Exercise prompt: Search the records that follow and extract every line containing the string "region".

Dataset:
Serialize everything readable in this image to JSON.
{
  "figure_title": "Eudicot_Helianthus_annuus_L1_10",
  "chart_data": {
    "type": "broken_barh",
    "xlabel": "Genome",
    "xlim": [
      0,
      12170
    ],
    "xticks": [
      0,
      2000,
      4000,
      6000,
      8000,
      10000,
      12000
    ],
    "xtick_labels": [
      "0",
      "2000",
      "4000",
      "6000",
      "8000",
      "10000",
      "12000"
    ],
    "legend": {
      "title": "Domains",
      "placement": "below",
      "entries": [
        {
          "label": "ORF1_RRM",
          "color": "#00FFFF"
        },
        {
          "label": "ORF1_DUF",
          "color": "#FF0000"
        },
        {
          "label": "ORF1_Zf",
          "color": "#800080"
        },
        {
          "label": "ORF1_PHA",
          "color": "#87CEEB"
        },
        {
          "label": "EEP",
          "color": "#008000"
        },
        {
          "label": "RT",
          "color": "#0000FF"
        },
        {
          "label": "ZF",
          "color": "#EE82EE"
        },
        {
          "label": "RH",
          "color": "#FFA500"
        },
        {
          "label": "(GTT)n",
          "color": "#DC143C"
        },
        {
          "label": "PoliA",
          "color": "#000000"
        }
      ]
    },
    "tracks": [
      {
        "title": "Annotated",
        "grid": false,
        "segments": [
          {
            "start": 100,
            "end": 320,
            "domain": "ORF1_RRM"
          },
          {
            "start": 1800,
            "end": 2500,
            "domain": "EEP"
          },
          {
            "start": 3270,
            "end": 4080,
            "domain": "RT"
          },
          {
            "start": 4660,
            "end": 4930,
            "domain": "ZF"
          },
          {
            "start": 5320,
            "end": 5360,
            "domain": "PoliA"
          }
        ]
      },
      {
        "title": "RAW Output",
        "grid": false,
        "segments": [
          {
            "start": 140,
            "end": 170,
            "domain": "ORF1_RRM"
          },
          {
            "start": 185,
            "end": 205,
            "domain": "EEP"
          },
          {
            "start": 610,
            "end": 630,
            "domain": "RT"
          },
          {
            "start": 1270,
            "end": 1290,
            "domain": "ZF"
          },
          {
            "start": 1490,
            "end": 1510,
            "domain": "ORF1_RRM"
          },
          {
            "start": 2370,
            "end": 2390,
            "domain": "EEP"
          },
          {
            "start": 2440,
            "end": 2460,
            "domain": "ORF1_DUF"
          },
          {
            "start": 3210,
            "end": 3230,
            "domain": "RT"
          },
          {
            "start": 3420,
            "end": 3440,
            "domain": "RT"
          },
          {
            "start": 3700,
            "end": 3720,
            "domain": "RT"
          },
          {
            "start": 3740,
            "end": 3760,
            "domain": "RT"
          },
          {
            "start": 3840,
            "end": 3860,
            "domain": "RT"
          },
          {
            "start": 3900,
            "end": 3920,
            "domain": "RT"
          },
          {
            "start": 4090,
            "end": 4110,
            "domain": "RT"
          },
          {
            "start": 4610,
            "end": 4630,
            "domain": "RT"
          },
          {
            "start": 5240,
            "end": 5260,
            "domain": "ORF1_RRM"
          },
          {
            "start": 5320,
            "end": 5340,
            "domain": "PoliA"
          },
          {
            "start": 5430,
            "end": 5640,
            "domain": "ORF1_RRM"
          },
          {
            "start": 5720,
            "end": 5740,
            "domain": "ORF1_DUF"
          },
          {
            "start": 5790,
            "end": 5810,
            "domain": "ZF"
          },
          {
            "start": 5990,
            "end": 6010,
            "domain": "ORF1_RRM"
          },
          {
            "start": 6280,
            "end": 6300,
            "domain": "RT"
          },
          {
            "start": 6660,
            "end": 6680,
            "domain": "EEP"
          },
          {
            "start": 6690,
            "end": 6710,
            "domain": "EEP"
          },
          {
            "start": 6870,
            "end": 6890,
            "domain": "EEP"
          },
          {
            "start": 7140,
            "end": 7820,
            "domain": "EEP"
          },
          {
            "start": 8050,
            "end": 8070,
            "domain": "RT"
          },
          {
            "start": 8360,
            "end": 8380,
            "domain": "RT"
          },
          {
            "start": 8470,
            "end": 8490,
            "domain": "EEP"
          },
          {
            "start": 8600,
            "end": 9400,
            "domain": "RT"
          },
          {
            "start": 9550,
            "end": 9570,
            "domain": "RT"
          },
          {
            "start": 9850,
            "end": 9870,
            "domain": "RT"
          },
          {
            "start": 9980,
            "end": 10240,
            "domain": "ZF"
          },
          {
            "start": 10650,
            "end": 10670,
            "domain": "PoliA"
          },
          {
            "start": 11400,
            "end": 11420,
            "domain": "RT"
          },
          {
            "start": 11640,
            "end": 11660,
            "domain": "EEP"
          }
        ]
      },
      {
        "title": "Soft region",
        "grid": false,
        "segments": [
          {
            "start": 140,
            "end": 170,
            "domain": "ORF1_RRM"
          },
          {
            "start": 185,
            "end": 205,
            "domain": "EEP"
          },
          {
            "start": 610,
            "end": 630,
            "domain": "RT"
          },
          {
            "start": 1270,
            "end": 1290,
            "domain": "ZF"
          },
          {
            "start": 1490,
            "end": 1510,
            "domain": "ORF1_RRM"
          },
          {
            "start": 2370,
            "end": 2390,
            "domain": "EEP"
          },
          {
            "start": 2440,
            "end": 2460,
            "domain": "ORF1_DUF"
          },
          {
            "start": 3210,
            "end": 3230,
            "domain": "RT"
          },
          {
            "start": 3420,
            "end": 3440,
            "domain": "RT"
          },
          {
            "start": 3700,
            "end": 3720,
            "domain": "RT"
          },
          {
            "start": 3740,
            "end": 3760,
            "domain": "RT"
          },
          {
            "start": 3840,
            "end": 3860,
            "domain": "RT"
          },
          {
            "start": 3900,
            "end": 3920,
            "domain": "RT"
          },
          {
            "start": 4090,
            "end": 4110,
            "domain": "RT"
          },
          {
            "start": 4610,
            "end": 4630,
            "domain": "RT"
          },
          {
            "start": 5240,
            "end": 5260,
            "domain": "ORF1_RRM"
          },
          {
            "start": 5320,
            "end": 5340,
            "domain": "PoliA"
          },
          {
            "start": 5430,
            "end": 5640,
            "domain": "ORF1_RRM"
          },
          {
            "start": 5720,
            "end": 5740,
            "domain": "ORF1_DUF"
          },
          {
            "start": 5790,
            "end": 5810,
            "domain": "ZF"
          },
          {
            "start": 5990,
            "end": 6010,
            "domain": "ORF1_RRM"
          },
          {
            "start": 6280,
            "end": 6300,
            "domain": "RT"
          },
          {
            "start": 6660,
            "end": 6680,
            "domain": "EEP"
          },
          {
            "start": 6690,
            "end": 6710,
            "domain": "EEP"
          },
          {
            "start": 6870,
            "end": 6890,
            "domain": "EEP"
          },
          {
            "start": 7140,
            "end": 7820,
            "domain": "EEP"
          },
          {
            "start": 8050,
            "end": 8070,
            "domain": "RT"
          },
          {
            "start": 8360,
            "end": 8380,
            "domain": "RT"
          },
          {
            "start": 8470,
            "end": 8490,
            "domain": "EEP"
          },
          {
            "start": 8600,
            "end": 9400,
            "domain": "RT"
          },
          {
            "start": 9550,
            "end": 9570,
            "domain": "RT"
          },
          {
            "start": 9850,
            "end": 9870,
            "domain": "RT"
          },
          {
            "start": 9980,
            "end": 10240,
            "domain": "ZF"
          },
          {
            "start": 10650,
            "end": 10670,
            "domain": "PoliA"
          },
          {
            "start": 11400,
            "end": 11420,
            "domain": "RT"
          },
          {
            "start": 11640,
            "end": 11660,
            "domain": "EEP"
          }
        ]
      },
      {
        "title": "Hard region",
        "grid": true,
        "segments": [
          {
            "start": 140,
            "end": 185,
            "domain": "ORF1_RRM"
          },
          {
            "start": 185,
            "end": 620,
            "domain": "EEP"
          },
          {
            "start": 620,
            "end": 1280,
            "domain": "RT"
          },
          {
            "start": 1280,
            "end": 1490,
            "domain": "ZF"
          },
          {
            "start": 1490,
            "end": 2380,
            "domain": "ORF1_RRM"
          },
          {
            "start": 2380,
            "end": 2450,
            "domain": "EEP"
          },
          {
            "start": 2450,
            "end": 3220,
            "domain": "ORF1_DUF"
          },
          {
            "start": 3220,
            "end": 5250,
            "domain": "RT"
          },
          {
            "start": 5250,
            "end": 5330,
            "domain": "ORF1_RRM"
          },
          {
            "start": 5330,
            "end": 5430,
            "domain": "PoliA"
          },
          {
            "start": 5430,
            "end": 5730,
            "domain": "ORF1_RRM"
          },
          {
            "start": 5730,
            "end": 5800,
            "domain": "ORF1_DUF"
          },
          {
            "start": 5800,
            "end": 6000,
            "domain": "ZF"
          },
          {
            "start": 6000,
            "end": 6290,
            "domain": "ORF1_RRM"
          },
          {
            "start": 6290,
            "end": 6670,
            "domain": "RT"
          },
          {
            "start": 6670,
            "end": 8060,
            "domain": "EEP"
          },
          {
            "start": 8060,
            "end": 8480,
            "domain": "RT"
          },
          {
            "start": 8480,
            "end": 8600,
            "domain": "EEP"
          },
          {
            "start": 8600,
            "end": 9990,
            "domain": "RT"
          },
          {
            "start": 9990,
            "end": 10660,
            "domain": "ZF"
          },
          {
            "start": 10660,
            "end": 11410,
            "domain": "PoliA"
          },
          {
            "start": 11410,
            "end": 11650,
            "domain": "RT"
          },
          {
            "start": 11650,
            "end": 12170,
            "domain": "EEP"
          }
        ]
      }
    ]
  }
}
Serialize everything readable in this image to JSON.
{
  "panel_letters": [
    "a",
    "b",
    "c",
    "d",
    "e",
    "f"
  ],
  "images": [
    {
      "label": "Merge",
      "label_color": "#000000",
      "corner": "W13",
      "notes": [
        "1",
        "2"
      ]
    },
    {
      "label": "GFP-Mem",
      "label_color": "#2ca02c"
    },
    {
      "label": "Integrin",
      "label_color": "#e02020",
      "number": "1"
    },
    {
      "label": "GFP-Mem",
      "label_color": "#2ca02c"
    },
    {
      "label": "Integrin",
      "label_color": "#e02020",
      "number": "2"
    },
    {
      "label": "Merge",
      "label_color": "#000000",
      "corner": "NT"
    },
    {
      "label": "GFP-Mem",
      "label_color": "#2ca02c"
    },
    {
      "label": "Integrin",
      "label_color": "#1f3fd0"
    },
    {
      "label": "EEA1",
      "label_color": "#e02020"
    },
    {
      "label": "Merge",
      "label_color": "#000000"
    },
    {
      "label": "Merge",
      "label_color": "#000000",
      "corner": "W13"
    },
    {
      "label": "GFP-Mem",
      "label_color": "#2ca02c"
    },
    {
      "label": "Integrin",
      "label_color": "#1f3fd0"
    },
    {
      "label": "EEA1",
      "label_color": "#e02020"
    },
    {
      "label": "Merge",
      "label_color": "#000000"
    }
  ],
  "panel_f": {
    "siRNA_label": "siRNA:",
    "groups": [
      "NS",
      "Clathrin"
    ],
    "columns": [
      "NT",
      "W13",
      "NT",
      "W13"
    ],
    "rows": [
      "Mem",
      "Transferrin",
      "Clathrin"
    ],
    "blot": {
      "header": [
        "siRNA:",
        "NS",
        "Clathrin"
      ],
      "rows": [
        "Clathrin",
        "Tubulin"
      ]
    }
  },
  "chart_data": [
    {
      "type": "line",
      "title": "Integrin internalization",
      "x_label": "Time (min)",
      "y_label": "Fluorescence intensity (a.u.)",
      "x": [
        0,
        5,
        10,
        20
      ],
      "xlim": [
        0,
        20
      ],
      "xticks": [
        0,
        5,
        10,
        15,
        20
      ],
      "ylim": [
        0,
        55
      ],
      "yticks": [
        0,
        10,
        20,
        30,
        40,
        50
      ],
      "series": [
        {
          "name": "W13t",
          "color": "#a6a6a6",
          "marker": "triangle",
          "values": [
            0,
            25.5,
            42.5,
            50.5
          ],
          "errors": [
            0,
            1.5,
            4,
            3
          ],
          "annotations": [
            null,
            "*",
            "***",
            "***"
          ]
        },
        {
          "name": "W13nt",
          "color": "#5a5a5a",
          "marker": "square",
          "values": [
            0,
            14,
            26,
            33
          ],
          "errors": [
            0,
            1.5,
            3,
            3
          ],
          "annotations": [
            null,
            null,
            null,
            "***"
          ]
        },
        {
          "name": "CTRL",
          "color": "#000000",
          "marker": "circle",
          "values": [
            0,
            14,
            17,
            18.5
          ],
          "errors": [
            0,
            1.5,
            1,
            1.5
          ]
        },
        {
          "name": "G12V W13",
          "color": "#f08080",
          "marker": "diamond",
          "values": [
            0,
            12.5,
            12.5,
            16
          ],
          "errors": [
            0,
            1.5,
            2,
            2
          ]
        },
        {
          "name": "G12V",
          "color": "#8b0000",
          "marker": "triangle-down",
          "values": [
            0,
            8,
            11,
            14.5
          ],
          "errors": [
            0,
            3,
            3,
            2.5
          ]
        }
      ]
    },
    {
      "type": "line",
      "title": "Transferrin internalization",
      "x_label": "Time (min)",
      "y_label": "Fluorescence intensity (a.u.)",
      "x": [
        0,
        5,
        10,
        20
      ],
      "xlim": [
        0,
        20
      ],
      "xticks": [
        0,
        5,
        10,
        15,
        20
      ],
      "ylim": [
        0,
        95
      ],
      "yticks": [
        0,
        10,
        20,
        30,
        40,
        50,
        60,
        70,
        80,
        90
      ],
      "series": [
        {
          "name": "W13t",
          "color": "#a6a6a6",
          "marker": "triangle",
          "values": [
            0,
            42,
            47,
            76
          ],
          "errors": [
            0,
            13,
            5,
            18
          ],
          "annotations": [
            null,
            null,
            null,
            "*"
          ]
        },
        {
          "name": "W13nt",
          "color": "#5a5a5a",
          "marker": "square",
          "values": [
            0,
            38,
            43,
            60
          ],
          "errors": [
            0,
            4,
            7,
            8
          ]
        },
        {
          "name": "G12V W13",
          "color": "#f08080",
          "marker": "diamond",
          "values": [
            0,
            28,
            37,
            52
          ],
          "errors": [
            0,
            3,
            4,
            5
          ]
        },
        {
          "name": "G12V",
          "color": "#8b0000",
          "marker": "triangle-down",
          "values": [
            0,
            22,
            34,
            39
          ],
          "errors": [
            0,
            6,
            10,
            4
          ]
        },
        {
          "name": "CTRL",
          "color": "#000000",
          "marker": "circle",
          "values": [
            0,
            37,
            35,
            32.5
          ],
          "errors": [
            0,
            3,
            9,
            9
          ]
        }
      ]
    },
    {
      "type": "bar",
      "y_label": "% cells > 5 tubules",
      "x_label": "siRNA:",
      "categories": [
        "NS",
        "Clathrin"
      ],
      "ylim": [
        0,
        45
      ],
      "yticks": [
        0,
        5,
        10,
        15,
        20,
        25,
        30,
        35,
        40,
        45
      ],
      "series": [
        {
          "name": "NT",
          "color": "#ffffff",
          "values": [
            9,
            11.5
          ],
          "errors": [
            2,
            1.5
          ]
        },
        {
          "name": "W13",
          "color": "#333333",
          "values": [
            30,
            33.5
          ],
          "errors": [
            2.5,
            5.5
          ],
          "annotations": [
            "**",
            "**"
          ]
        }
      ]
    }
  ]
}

Final answer:
        "title": "Soft region",
        "title": "Hard region",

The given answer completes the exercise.